#### Brief:
Take the data below and repeat it exactly.

#### Dataset excerpts:
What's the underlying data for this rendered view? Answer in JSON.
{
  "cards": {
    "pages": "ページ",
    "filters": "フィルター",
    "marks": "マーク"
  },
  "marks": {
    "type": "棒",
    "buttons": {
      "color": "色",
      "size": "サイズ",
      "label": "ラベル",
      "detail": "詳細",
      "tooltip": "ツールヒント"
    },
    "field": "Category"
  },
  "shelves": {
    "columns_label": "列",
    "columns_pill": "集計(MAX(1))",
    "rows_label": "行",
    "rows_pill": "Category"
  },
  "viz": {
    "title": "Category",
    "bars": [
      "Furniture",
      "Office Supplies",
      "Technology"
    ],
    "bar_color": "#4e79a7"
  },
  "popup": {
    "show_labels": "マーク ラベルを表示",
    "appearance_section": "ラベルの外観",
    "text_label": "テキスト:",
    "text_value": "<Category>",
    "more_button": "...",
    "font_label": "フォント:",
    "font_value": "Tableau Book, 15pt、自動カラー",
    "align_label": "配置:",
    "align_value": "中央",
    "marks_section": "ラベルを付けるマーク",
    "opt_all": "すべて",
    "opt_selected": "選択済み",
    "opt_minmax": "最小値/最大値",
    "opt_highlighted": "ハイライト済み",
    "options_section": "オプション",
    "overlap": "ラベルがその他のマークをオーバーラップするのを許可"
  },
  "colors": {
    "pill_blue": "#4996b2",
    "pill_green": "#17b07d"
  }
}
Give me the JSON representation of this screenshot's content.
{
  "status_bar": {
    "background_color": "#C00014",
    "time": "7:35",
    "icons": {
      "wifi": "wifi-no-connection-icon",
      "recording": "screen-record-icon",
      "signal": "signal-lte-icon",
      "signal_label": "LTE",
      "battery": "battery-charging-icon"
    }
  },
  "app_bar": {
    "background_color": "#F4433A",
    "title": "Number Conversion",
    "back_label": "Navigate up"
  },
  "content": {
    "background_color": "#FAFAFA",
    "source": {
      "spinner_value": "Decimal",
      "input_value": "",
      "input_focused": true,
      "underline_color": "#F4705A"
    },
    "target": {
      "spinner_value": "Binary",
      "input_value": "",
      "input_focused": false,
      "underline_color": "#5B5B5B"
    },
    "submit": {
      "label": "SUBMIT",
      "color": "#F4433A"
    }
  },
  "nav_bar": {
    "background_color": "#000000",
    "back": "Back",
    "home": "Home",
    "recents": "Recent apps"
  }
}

#### Task output:
What's the underlying data for this rendered view? Answer in JSON.
{
  "cards": {
    "pages": "ページ",
    "filters": "フィルター",
    "marks": "マーク"
  },
  "marks": {
    "type": "棒",
    "buttons": {
      "color": "色",
      "size": "サイズ",
      "label": "ラベル",
      "detail": "詳細",
      "tooltip": "ツールヒント"
    },
    "field": "Category"
  },
  "shelves": {
    "columns_label": "列",
    "columns_pill": "集計(MAX(1))",
    "rows_label": "行",
    "rows_pill": "Category"
  },
  "viz": {
    "title": "Category",
    "bars": [
      "Furniture",
      "Office Supplies",
      "Technology"
    ],
    "bar_color": "#4e79a7"
  },
  "popup": {
    "show_labels": "マーク ラベルを表示",
    "appearance_section": "ラベルの外観",
    "text_label": "テキスト:",
    "text_value": "<Category>",
    "more_button": "...",
    "font_label": "フォント:",
    "font_value": "Tableau Book, 15pt、自動カラー",
    "align_label": "配置:",
    "align_value": "中央",
    "marks_section": "ラベルを付けるマーク",
    "opt_all": "すべて",
    "opt_selected": "選択済み",
    "opt_minmax": "最小値/最大値",
    "opt_highlighted": "ハイライト済み",
    "options_section": "オプション",
    "overlap": "ラベルがその他のマークをオーバーラップするのを許可"
  },
  "colors": {
    "pill_blue": "#4996b2",
    "pill_green": "#17b07d"
  }
}
Give me the JSON representation of this screenshot's content.
{
  "status_bar": {
    "background_color": "#C00014",
    "time": "7:35",
    "icons": {
      "wifi": "wifi-no-connection-icon",
      "recording": "screen-record-icon",
      "signal": "signal-lte-icon",
      "signal_label": "LTE",
      "battery": "battery-charging-icon"
    }
  },
  "app_bar": {
    "background_color": "#F4433A",
    "title": "Number Conversion",
    "back_label": "Navigate up"
  },
  "content": {
    "background_color": "#FAFAFA",
    "source": {
      "spinner_value": "Decimal",
      "input_value": "",
      "input_focused": true,
      "underline_color": "#F4705A"
    },
    "target": {
      "spinner_value": "Binary",
      "input_value": "",
      "input_focused": false,
      "underline_color": "#5B5B5B"
    },
    "submit": {
      "label": "SUBMIT",
      "color": "#F4433A"
    }
  },
  "nav_bar": {
    "background_color": "#000000",
    "back": "Back",
    "home": "Home",
    "recents": "Recent apps"
  }
}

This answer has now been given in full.